__Problem details__. Rewrite all of the data below as a JSON list of strings, one string per line, with blank lines left out. Leave the pictures out of the answer.
>> Start
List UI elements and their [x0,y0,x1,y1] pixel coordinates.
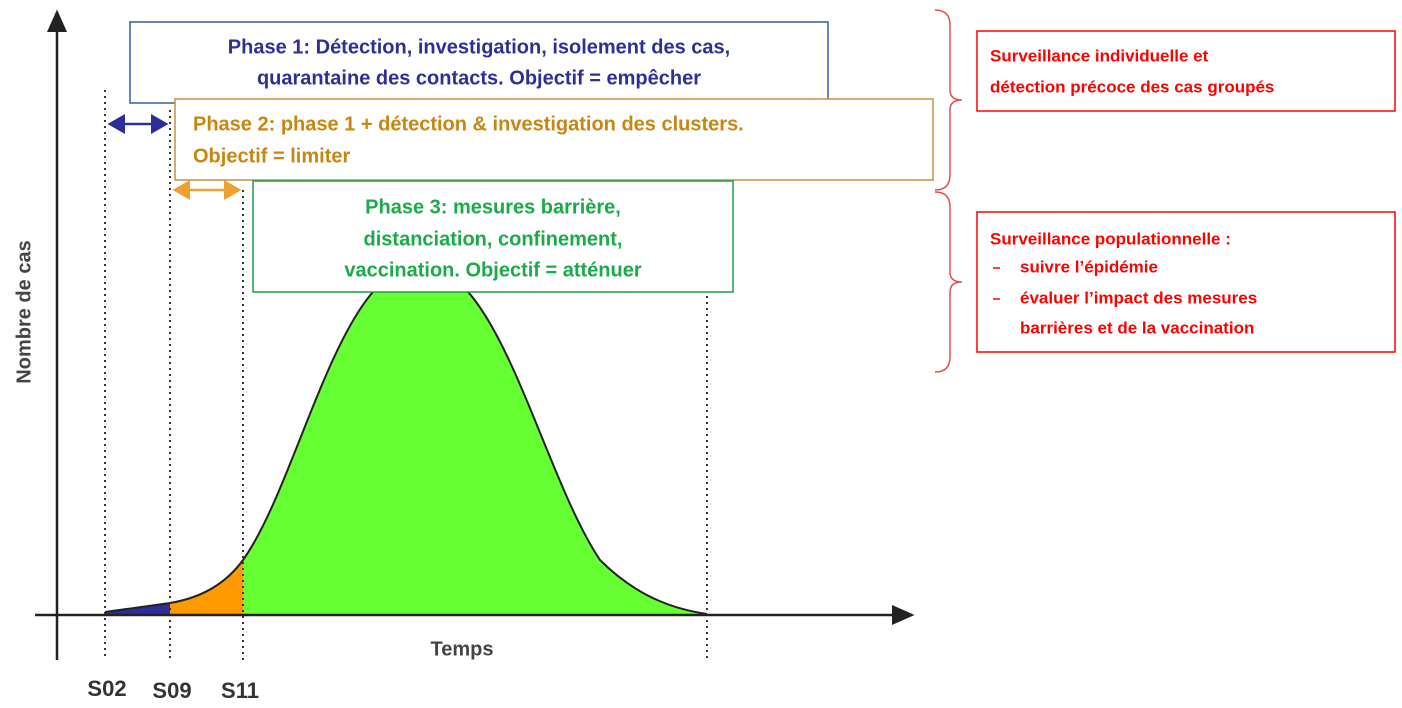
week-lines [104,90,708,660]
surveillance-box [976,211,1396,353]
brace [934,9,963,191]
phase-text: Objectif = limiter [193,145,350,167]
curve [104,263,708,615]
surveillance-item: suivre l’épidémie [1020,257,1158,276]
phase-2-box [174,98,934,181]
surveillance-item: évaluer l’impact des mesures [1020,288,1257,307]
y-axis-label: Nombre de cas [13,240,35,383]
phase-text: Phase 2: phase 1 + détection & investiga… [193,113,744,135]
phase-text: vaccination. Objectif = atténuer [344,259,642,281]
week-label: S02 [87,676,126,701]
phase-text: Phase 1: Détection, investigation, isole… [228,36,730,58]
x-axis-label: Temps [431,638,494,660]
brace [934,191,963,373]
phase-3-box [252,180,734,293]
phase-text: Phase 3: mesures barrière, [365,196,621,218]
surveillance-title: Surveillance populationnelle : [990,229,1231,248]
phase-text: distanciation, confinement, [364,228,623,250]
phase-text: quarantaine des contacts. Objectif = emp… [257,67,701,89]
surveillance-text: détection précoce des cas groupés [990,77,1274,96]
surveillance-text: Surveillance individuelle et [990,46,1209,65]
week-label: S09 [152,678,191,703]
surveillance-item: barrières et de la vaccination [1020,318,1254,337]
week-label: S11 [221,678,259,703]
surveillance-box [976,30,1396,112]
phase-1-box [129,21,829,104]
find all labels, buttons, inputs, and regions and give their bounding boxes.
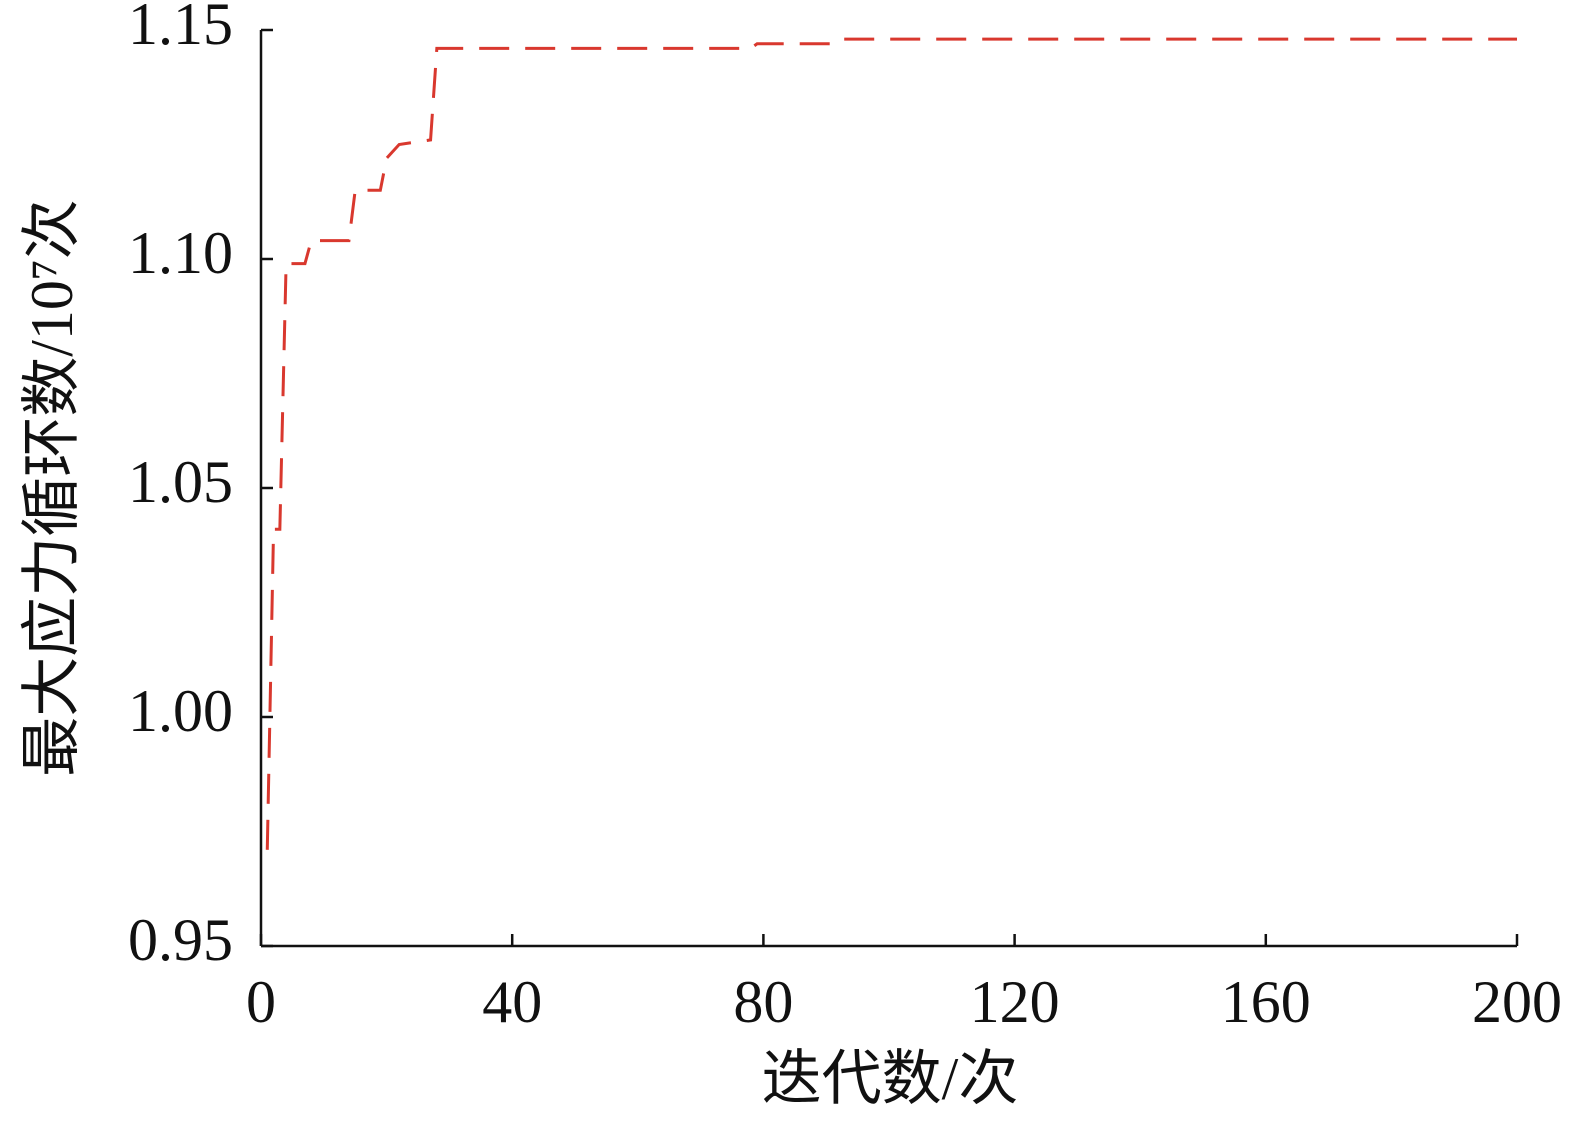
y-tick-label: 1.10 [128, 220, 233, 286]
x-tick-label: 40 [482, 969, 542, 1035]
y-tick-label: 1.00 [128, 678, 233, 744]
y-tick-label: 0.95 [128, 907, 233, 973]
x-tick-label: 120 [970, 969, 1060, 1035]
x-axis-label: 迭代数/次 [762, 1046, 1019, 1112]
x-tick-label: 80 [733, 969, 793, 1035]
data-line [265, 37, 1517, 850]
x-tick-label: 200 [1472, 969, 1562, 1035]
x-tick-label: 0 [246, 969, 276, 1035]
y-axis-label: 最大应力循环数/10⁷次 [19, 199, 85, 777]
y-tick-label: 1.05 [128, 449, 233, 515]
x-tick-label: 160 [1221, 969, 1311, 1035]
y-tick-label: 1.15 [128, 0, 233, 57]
>> End
__Exercise result__.
[
  "List UI elements and their [x0,y0,x1,y1] pixel coordinates.",
  "week-lines [104,90,708,660]",
  "surveillance-box [976,211,1396,353]",
  "brace [934,9,963,191]",
  "phase-text: Objectif = limiter [193,145,350,167]",
  "curve [104,263,708,615]",
  "surveillance-item: suivre l’épidémie [1020,257,1158,276]",
  "phase-2-box [174,98,934,181]",
  "surveillance-item: évaluer l’impact des mesures [1020,288,1257,307]",
  "y-axis-label: Nombre de cas [13,240,35,383]",
  "phase-text: Phase 2: phase 1 + détection & investiga… [193,113,744,135]",
  "phase-text: vaccination. Objectif = atténuer [344,259,642,281]",
  "week-label: S02 [87,676,126,701]",
  "phase-text: Phase 1: Détection, investigation, isole… [228,36,730,58]",
  "x-axis-label: Temps [431,638,494,660]",
  "brace [934,191,963,373]",
  "phase-3-box [252,180,734,293]",
  "phase-text: Phase 3: mesures barrière, [365,196,621,218]",
  "surveillance-title: Surveillance populationnelle : [990,229,1231,248]",
  "phase-text: distanciation, confinement, [364,228,623,250]",
  "phase-text: quarantaine des contacts. Objectif = emp… [257,67,701,89]",
  "surveillance-text: détection précoce des cas groupés [990,77,1274,96]",
  "surveillance-text: Surveillance individuelle et [990,46,1209,65]",
  "week-label: S09 [152,678,191,703]",
  "surveillance-item: barrières et de la vaccination [1020,318,1254,337]",
  "week-label: S11 [221,678,259,703]",
  "surveillance-box [976,30,1396,112]",
  "phase-1-box [129,21,829,104]",
  "find all labels, buttons, inputs, and regions and give their bounding boxes.",
  "y-tick-label: 1.10 [128, 220, 233, 286]",
  "x-tick-label: 40 [482, 969, 542, 1035]",
  "y-tick-label: 1.00 [128, 678, 233, 744]",
  "y-tick-label: 0.95 [128, 907, 233, 973]",
  "x-tick-label: 120 [970, 969, 1060, 1035]",
  "x-axis-label: 迭代数/次 [762, 1046, 1019, 1112]",
  "x-tick-label: 80 [733, 969, 793, 1035]",
  "data-line [265, 37, 1517, 850]",
  "x-tick-label: 200 [1472, 969, 1562, 1035]",
  "x-tick-label: 0 [246, 969, 276, 1035]",
  "y-axis-label: 最大应力循环数/10⁷次 [19, 199, 85, 777]",
  "y-tick-label: 1.05 [128, 449, 233, 515]",
  "x-tick-label: 160 [1221, 969, 1311, 1035]",
  "y-tick-label: 1.15 [128, 0, 233, 57]"
]